- **WHAT NEEDS TO BE DONE**:
Set down every entry again word for word, please, but skip the pictures.

- **MATERIAL FOR THE TASK**:

__________________________________________________

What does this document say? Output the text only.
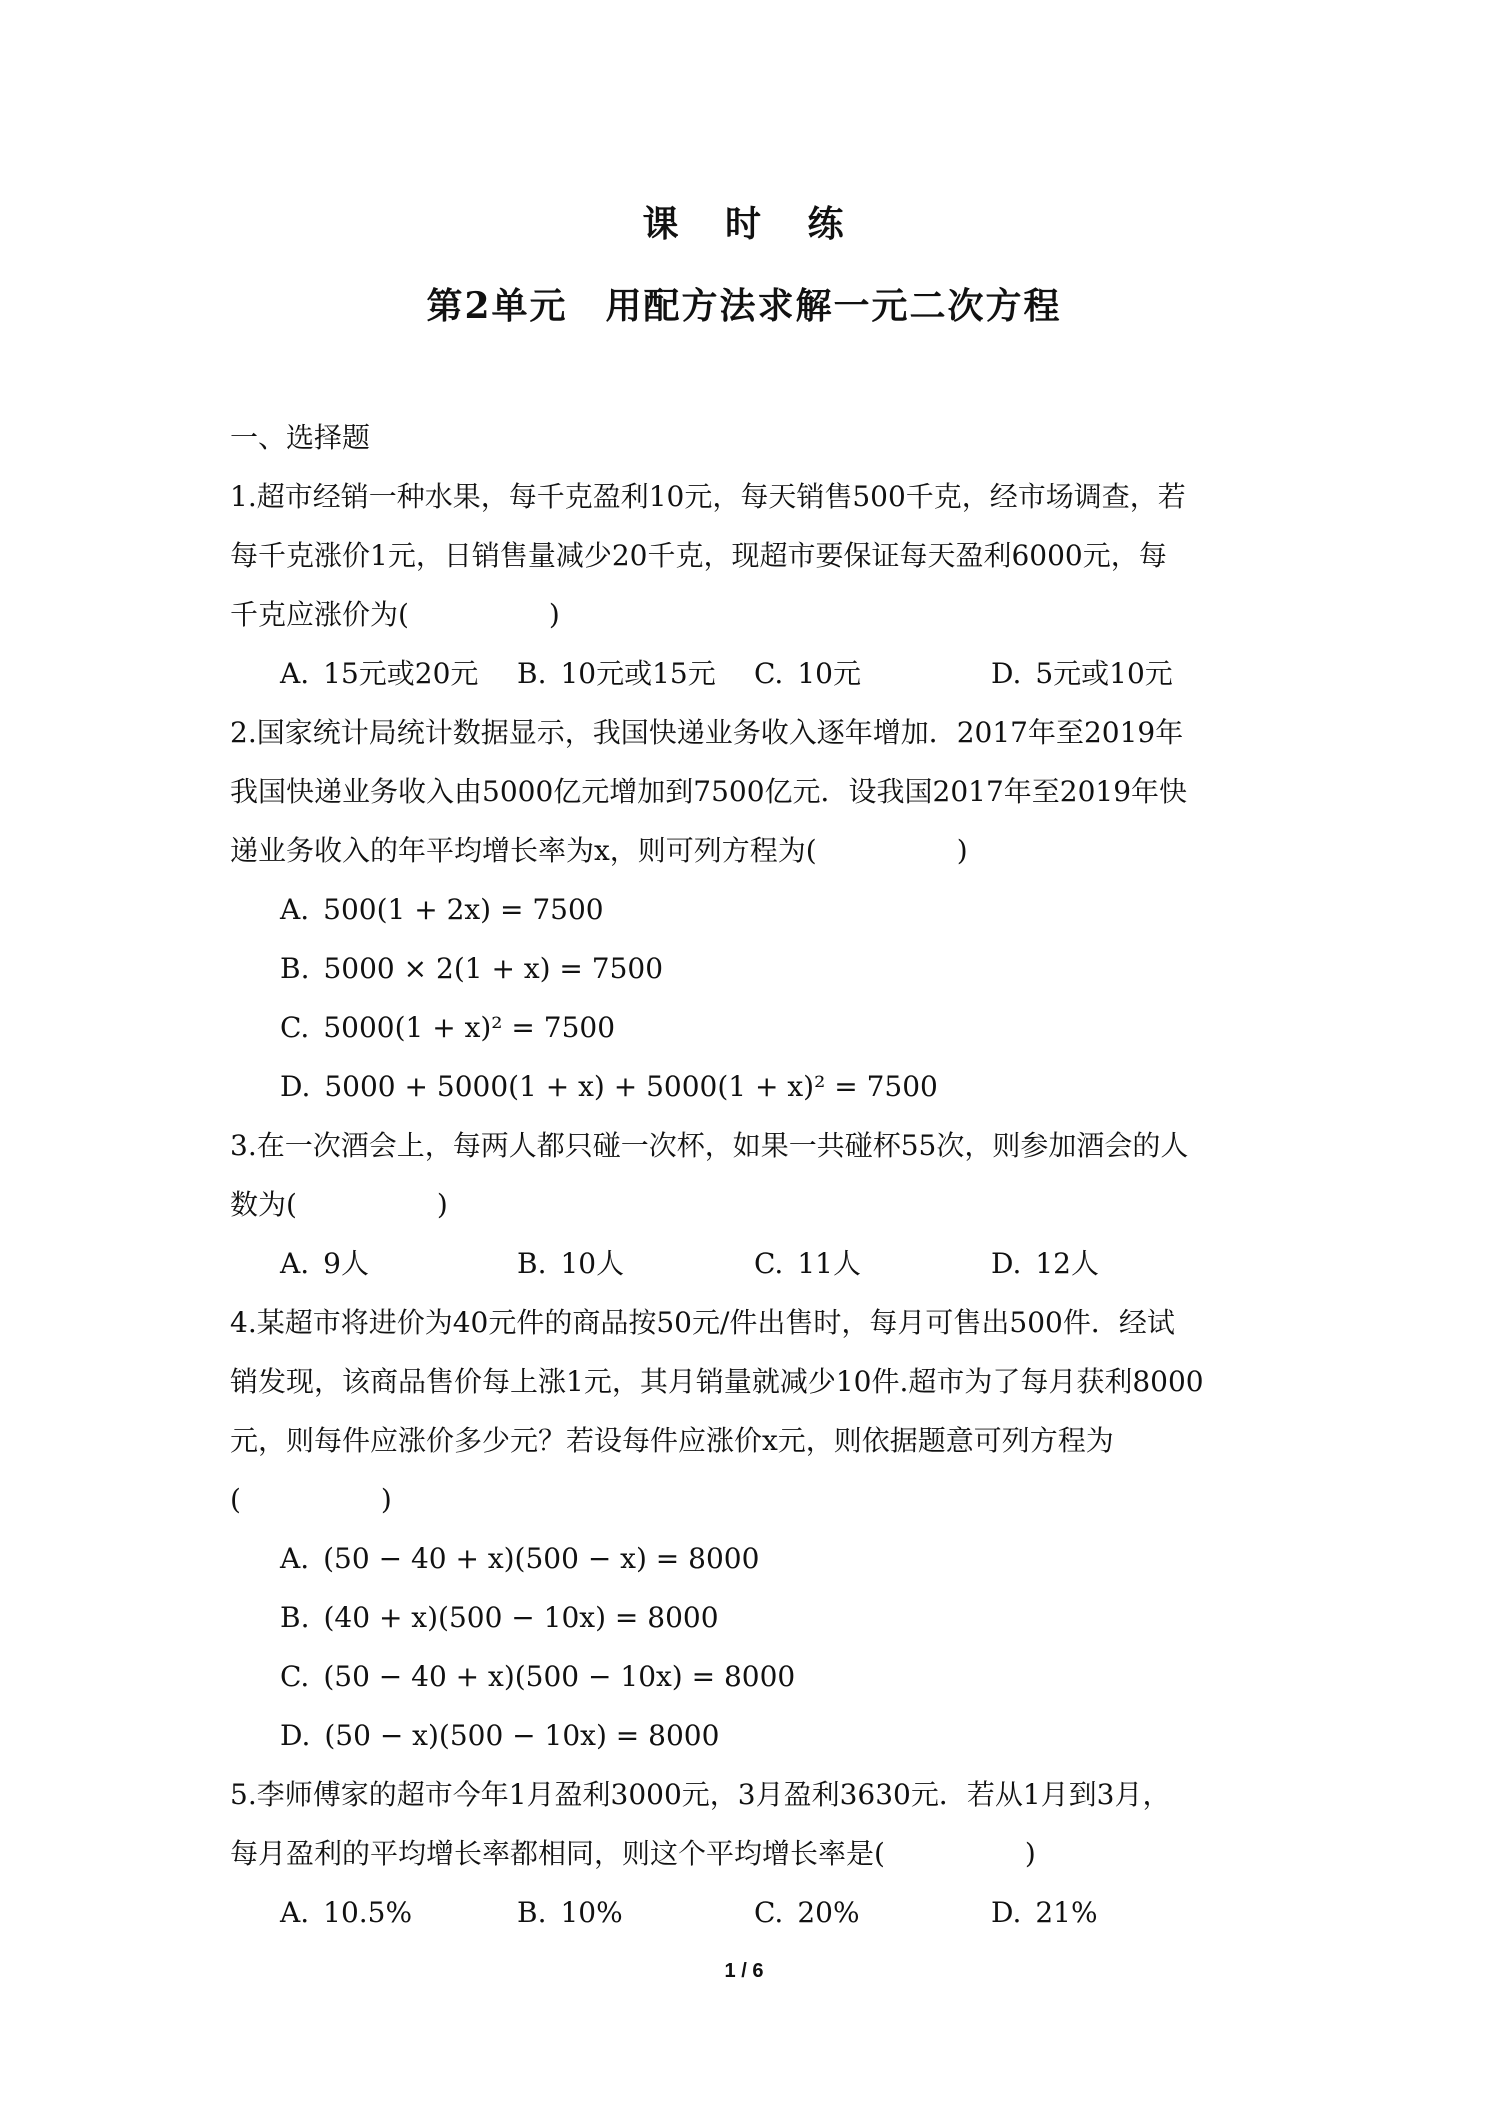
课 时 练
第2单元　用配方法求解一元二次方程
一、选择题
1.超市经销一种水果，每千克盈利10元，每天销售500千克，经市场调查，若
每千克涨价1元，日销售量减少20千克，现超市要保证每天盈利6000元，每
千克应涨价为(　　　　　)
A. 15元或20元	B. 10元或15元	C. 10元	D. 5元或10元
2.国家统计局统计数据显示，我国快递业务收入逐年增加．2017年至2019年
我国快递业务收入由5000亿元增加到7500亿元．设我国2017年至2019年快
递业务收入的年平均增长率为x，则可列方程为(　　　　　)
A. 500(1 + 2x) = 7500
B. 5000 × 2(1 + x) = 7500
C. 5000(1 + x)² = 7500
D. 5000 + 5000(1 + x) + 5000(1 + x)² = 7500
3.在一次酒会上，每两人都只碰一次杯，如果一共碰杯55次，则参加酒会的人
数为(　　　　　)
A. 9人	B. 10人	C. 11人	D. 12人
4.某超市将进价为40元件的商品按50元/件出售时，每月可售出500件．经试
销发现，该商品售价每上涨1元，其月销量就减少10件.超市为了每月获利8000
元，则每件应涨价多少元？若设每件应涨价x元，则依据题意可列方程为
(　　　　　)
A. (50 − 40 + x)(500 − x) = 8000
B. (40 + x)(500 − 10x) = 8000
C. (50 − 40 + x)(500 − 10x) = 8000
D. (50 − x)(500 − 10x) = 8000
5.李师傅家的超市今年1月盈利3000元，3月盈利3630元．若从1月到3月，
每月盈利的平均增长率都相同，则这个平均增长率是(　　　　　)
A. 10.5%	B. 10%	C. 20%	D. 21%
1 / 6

__________________________________________________

- **EXPECTED ANSWER**:
What does this document say? Output the text only.
课 时 练
第2单元　用配方法求解一元二次方程
一、选择题
1.超市经销一种水果，每千克盈利10元，每天销售500千克，经市场调查，若
每千克涨价1元，日销售量减少20千克，现超市要保证每天盈利6000元，每
千克应涨价为(　　　　　)
A. 15元或20元	B. 10元或15元	C. 10元	D. 5元或10元
2.国家统计局统计数据显示，我国快递业务收入逐年增加．2017年至2019年
我国快递业务收入由5000亿元增加到7500亿元．设我国2017年至2019年快
递业务收入的年平均增长率为x，则可列方程为(　　　　　)
A. 500(1 + 2x) = 7500
B. 5000 × 2(1 + x) = 7500
C. 5000(1 + x)² = 7500
D. 5000 + 5000(1 + x) + 5000(1 + x)² = 7500
3.在一次酒会上，每两人都只碰一次杯，如果一共碰杯55次，则参加酒会的人
数为(　　　　　)
A. 9人	B. 10人	C. 11人	D. 12人
4.某超市将进价为40元件的商品按50元/件出售时，每月可售出500件．经试
销发现，该商品售价每上涨1元，其月销量就减少10件.超市为了每月获利8000
元，则每件应涨价多少元？若设每件应涨价x元，则依据题意可列方程为
(　　　　　)
A. (50 − 40 + x)(500 − x) = 8000
B. (40 + x)(500 − 10x) = 8000
C. (50 − 40 + x)(500 − 10x) = 8000
D. (50 − x)(500 − 10x) = 8000
5.李师傅家的超市今年1月盈利3000元，3月盈利3630元．若从1月到3月，
每月盈利的平均增长率都相同，则这个平均增长率是(　　　　　)
A. 10.5%	B. 10%	C. 20%	D. 21%
1 / 6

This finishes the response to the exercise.